The problem
Filter the data below for the string "method" and copy each matching line.

Data records
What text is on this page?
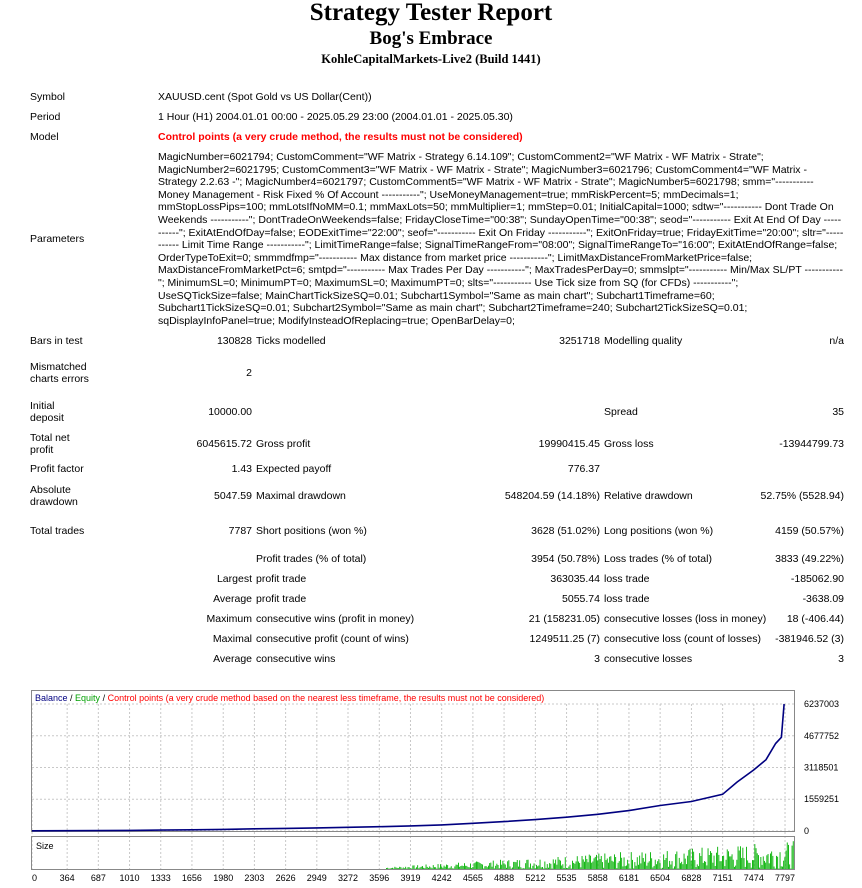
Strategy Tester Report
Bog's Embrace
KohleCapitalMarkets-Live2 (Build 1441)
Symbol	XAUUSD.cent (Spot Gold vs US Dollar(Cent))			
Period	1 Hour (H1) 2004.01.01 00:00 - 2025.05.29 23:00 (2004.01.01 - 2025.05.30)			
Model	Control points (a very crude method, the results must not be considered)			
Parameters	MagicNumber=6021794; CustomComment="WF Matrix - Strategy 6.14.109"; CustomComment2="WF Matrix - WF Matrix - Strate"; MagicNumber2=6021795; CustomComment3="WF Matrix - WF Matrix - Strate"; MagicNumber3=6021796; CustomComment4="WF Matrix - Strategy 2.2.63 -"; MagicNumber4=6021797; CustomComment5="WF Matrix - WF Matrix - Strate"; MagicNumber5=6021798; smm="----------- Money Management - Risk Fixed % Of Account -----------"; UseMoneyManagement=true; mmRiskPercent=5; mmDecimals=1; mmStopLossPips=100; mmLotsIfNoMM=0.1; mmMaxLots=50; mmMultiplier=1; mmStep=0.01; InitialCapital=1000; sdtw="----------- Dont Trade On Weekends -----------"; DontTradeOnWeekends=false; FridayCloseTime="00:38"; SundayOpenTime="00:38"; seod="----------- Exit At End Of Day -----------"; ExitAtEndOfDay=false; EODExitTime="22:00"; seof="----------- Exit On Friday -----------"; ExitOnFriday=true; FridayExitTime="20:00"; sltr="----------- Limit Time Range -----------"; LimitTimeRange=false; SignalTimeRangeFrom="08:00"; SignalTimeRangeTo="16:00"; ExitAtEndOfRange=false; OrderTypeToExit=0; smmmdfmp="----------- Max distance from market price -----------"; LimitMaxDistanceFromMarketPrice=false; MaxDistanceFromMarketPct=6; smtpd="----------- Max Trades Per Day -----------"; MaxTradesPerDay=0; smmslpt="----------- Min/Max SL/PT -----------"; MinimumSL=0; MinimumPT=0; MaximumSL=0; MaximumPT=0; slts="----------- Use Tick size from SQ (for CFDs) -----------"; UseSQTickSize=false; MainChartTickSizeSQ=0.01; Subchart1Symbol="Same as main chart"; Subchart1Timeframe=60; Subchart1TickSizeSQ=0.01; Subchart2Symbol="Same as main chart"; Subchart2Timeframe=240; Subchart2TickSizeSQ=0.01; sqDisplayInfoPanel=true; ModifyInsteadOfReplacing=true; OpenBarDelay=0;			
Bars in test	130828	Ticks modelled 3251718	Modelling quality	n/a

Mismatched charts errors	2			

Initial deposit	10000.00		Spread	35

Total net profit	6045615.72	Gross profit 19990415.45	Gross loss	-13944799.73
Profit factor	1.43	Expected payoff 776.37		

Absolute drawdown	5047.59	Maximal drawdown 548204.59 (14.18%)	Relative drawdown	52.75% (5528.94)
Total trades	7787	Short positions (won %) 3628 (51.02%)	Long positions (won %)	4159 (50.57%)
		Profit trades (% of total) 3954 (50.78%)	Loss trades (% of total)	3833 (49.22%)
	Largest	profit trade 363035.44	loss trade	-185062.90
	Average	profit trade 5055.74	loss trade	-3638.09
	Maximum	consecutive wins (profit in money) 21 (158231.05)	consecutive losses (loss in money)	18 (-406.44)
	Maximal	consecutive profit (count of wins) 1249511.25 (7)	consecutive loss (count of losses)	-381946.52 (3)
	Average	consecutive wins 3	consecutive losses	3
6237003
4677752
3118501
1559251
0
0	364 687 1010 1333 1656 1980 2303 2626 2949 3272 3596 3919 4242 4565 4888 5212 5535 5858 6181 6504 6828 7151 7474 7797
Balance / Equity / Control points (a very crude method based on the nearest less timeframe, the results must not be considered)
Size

...

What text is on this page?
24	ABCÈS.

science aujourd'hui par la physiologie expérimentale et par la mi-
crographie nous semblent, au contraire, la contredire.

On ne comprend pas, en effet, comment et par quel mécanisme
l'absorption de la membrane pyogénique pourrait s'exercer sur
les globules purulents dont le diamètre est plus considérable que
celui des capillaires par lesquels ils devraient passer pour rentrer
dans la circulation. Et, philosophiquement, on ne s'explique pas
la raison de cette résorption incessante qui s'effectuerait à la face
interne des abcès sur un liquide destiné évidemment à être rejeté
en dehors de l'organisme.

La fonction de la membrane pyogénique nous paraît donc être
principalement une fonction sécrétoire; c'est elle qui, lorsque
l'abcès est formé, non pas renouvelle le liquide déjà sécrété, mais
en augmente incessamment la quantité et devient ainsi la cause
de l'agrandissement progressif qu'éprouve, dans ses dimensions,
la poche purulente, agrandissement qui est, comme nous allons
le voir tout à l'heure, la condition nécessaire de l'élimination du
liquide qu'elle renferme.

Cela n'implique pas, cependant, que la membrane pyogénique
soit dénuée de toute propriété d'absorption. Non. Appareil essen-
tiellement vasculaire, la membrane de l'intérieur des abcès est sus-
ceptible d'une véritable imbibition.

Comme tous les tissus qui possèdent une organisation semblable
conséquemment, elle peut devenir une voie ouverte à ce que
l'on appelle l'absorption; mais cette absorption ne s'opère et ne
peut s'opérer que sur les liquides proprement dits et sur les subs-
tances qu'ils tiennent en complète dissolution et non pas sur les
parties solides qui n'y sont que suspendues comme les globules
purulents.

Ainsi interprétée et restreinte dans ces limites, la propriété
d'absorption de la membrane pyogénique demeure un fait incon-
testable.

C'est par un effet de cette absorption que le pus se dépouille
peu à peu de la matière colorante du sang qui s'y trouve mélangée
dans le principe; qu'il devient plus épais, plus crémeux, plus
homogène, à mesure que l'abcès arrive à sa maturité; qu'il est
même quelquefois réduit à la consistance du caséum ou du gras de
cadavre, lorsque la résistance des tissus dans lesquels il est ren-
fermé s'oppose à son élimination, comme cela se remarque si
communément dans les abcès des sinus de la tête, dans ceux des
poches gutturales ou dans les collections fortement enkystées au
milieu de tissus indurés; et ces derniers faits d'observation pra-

Full answer
Model	Control points (a very crude method, the results must not be considered)			
Balance / Equity / Control points (a very crude method based on the nearest less timeframe, the results must not be considered)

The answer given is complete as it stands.